> What is asked: Copy the listing below verbatim, from the line containing "Wedge shape <box>818 162 873 253</box>" up to and including the line containing "Wedge shape <box>1088 162 1143 253</box>".

> Rows:

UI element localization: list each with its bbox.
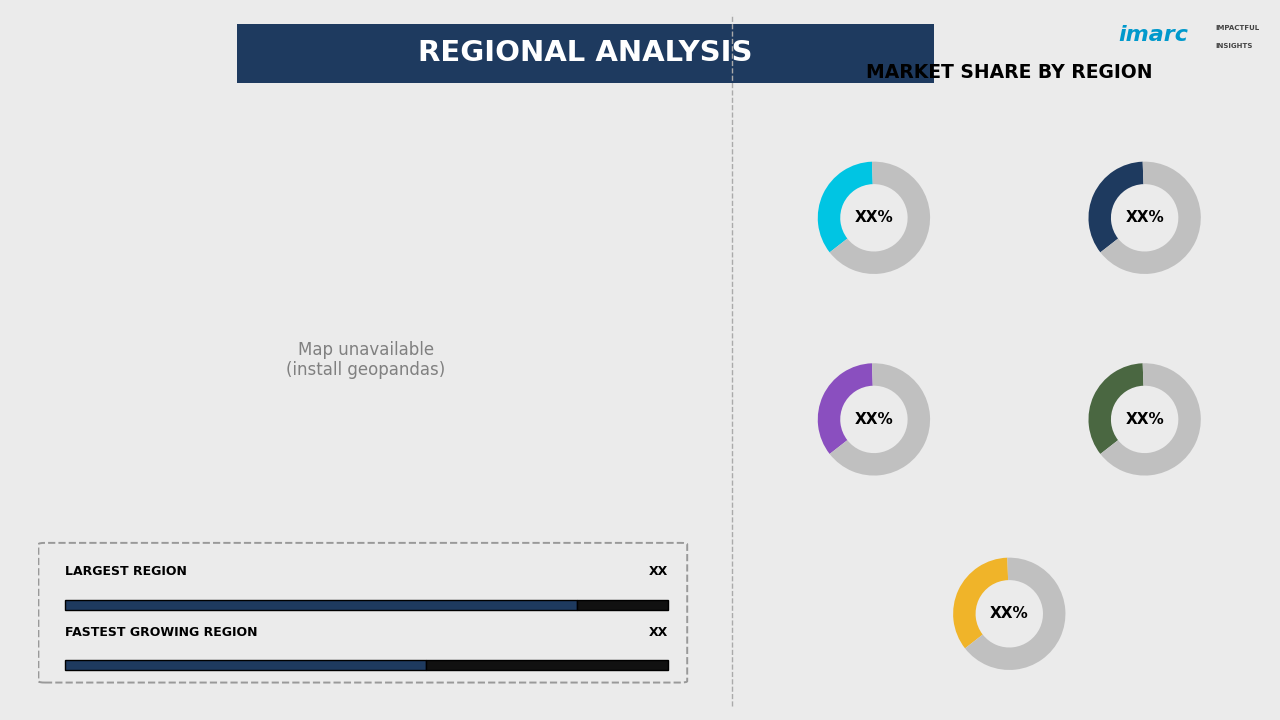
Wedge shape <box>818 162 873 253</box>
Wedge shape <box>965 558 1065 670</box>
FancyArrow shape <box>426 660 668 670</box>
FancyArrow shape <box>64 660 426 670</box>
Text: XX: XX <box>648 626 668 639</box>
Wedge shape <box>829 364 931 475</box>
Text: REGIONAL ANALYSIS: REGIONAL ANALYSIS <box>419 40 753 67</box>
Text: INSIGHTS: INSIGHTS <box>1216 43 1253 49</box>
Text: XX%: XX% <box>1125 412 1164 427</box>
Text: XX: XX <box>648 565 668 578</box>
Wedge shape <box>1088 364 1143 454</box>
Text: LARGEST REGION: LARGEST REGION <box>64 565 187 578</box>
Wedge shape <box>818 364 873 454</box>
Text: XX%: XX% <box>855 210 893 225</box>
Text: XX%: XX% <box>855 412 893 427</box>
FancyArrow shape <box>577 600 668 610</box>
Wedge shape <box>1088 162 1143 253</box>
Text: IMPACTFUL: IMPACTFUL <box>1216 24 1260 30</box>
Text: XX%: XX% <box>1125 210 1164 225</box>
Wedge shape <box>829 162 931 274</box>
Text: imarc: imarc <box>1119 25 1189 45</box>
Wedge shape <box>1101 364 1201 475</box>
FancyArrow shape <box>64 600 577 610</box>
Text: XX%: XX% <box>989 606 1029 621</box>
Text: MARKET SHARE BY REGION: MARKET SHARE BY REGION <box>867 63 1152 81</box>
Wedge shape <box>1101 162 1201 274</box>
Text: FASTEST GROWING REGION: FASTEST GROWING REGION <box>64 626 257 639</box>
Text: Map unavailable
(install geopandas): Map unavailable (install geopandas) <box>287 341 445 379</box>
Wedge shape <box>954 558 1009 649</box>
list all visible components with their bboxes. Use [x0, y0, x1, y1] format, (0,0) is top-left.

> Result of the exercise:
Wedge shape <box>818 162 873 253</box>
Wedge shape <box>965 558 1065 670</box>
FancyArrow shape <box>426 660 668 670</box>
FancyArrow shape <box>64 660 426 670</box>
Text: XX: XX <box>648 626 668 639</box>
Wedge shape <box>829 364 931 475</box>
Text: REGIONAL ANALYSIS: REGIONAL ANALYSIS <box>419 40 753 67</box>
Text: INSIGHTS: INSIGHTS <box>1216 43 1253 49</box>
Text: XX%: XX% <box>1125 412 1164 427</box>
Text: XX: XX <box>648 565 668 578</box>
Wedge shape <box>1088 364 1143 454</box>
Text: LARGEST REGION: LARGEST REGION <box>64 565 187 578</box>
Wedge shape <box>818 364 873 454</box>
Text: XX%: XX% <box>855 210 893 225</box>
Text: XX%: XX% <box>855 412 893 427</box>
FancyArrow shape <box>577 600 668 610</box>
Wedge shape <box>1088 162 1143 253</box>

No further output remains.